Task to complete
State how many lines in the records below contain the string "Score", matching case exactly. Give only the number.

** START Data in this exercise **

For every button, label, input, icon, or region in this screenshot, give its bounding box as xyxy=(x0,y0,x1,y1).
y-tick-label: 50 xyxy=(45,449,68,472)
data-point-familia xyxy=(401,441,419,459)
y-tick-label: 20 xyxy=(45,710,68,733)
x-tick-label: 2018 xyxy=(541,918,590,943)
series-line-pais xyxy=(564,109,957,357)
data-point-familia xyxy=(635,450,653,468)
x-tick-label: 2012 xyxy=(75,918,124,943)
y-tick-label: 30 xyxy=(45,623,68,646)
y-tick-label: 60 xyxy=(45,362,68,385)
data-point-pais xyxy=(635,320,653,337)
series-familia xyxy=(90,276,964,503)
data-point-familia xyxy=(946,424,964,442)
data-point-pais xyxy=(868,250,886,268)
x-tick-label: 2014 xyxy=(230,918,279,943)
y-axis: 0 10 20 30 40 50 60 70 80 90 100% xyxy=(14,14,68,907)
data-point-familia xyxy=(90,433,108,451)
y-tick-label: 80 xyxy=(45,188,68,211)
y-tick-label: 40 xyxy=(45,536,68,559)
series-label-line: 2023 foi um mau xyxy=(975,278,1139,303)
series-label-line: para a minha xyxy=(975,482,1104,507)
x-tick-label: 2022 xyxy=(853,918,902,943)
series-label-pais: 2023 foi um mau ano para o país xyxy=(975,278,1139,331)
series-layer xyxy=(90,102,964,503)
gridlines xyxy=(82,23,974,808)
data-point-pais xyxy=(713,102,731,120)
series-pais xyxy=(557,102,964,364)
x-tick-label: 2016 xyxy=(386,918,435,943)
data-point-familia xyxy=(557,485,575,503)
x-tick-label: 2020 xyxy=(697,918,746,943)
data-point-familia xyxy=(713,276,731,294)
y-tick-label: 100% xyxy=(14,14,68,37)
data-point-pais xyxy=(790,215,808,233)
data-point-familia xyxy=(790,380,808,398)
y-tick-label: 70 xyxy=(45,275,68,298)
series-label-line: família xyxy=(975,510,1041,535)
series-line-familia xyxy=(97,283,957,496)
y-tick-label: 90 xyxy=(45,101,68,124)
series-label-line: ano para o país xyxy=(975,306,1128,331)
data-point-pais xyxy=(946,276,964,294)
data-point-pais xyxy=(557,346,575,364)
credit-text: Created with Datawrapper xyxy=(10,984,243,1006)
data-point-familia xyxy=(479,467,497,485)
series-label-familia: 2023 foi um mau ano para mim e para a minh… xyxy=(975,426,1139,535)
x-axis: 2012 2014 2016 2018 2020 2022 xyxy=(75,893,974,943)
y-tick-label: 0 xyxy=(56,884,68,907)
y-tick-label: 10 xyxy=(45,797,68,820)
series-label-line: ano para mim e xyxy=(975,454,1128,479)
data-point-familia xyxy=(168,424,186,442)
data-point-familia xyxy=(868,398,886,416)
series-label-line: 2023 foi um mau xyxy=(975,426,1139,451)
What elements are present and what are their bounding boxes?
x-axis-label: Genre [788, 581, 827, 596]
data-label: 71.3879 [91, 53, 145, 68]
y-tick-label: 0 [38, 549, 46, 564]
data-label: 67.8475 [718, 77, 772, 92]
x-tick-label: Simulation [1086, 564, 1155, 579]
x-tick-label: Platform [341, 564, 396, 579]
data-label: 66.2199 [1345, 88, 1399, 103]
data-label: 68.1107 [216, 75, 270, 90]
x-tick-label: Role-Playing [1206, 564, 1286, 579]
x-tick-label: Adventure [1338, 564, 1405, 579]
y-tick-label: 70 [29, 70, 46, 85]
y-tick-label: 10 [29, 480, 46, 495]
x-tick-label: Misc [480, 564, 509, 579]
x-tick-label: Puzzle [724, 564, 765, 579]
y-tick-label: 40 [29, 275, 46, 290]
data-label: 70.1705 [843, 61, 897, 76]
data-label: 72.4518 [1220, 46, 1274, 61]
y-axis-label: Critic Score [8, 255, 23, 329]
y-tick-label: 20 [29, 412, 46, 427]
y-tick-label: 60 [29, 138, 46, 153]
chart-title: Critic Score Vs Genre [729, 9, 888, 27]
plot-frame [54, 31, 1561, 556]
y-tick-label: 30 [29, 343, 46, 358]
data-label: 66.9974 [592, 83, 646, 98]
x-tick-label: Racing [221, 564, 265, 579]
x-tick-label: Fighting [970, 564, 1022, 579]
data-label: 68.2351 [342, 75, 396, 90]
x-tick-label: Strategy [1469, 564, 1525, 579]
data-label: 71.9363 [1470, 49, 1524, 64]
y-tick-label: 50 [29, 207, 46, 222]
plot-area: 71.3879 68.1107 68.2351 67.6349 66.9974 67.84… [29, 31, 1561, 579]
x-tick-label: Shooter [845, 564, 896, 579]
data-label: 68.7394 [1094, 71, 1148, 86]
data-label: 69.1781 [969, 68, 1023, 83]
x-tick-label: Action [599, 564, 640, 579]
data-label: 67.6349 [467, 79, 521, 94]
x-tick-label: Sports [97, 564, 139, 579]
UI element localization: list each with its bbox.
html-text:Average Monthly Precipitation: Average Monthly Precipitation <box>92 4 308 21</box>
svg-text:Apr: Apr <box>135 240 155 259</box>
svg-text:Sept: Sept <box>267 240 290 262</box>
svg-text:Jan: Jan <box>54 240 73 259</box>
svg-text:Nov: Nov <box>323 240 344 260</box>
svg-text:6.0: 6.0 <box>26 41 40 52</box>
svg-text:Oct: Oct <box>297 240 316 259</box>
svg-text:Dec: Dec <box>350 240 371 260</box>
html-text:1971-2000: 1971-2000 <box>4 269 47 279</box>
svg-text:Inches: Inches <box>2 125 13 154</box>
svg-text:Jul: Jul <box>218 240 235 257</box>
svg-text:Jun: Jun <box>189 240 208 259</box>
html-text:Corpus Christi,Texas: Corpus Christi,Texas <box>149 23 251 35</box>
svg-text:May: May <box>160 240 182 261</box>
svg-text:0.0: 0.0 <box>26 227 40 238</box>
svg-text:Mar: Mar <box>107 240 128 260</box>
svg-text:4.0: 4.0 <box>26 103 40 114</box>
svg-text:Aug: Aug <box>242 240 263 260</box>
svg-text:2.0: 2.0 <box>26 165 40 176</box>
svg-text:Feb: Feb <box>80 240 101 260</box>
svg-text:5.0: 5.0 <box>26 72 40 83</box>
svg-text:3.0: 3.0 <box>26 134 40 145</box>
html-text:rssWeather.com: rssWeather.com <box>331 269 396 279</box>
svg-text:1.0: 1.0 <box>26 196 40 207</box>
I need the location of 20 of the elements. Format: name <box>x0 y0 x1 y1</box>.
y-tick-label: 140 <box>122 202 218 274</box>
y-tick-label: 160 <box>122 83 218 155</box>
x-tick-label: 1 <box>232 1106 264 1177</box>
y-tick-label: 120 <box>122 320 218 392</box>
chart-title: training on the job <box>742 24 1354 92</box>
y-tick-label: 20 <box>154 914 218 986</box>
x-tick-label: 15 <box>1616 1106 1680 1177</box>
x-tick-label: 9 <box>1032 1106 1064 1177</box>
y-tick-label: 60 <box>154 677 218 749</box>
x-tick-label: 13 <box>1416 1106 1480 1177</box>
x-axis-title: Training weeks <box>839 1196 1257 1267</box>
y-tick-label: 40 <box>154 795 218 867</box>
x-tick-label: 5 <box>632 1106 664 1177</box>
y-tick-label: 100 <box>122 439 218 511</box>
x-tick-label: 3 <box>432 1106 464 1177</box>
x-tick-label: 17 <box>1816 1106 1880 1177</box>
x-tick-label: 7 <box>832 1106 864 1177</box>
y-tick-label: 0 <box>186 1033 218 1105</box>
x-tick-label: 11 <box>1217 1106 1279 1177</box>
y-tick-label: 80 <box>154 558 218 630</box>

** END Data in this exercise **

Final result
2